# WHAT TO WORK ON
An identical copy of every entry below is the required output.

** MATERIAL PROVIDED follows **

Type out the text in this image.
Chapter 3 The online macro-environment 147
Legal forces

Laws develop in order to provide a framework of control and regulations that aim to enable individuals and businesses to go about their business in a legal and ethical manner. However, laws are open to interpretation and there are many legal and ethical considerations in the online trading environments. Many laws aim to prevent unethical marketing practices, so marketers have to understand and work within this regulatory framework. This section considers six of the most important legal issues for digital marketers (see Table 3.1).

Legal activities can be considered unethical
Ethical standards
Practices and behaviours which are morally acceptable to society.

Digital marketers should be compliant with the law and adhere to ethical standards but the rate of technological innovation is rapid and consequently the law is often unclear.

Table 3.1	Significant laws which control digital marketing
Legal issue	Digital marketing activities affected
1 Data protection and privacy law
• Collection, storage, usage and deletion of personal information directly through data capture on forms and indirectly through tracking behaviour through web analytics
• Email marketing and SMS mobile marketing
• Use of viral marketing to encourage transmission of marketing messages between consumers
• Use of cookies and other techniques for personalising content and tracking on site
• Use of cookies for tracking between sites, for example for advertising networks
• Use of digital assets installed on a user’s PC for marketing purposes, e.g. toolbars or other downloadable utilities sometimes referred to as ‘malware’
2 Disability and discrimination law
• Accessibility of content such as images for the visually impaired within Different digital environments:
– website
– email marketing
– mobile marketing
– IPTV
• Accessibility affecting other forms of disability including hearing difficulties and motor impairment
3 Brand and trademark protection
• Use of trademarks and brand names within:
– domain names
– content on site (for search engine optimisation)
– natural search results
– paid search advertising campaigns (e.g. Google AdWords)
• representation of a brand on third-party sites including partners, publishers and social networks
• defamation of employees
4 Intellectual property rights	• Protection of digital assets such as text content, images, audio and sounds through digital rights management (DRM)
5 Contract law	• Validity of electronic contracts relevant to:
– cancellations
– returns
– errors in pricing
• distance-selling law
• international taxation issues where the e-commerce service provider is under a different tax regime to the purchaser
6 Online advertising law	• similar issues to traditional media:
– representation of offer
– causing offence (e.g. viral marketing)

** End of MATERIAL PROVIDED **

# ANSWER SPACE
Type out the text in this image.
Chapter 3 The online macro-environment 147
Legal forces

Laws develop in order to provide a framework of control and regulations that aim to enable individuals and businesses to go about their business in a legal and ethical manner. However, laws are open to interpretation and there are many legal and ethical considerations in the online trading environments. Many laws aim to prevent unethical marketing practices, so marketers have to understand and work within this regulatory framework. This section considers six of the most important legal issues for digital marketers (see Table 3.1).

Legal activities can be considered unethical
Ethical standards
Practices and behaviours which are morally acceptable to society.

Digital marketers should be compliant with the law and adhere to ethical standards but the rate of technological innovation is rapid and consequently the law is often unclear.

Table 3.1	Significant laws which control digital marketing
Legal issue	Digital marketing activities affected
1 Data protection and privacy law
• Collection, storage, usage and deletion of personal information directly through data capture on forms and indirectly through tracking behaviour through web analytics
• Email marketing and SMS mobile marketing
• Use of viral marketing to encourage transmission of marketing messages between consumers
• Use of cookies and other techniques for personalising content and tracking on site
• Use of cookies for tracking between sites, for example for advertising networks
• Use of digital assets installed on a user’s PC for marketing purposes, e.g. toolbars or other downloadable utilities sometimes referred to as ‘malware’
2 Disability and discrimination law
• Accessibility of content such as images for the visually impaired within Different digital environments:
– website
– email marketing
– mobile marketing
– IPTV
• Accessibility affecting other forms of disability including hearing difficulties and motor impairment
3 Brand and trademark protection
• Use of trademarks and brand names within:
– domain names
– content on site (for search engine optimisation)
– natural search results
– paid search advertising campaigns (e.g. Google AdWords)
• representation of a brand on third-party sites including partners, publishers and social networks
• defamation of employees
4 Intellectual property rights	• Protection of digital assets such as text content, images, audio and sounds through digital rights management (DRM)
5 Contract law	• Validity of electronic contracts relevant to:
– cancellations
– returns
– errors in pricing
• distance-selling law
• international taxation issues where the e-commerce service provider is under a different tax regime to the purchaser
6 Online advertising law	• similar issues to traditional media:
– representation of offer
– causing offence (e.g. viral marketing)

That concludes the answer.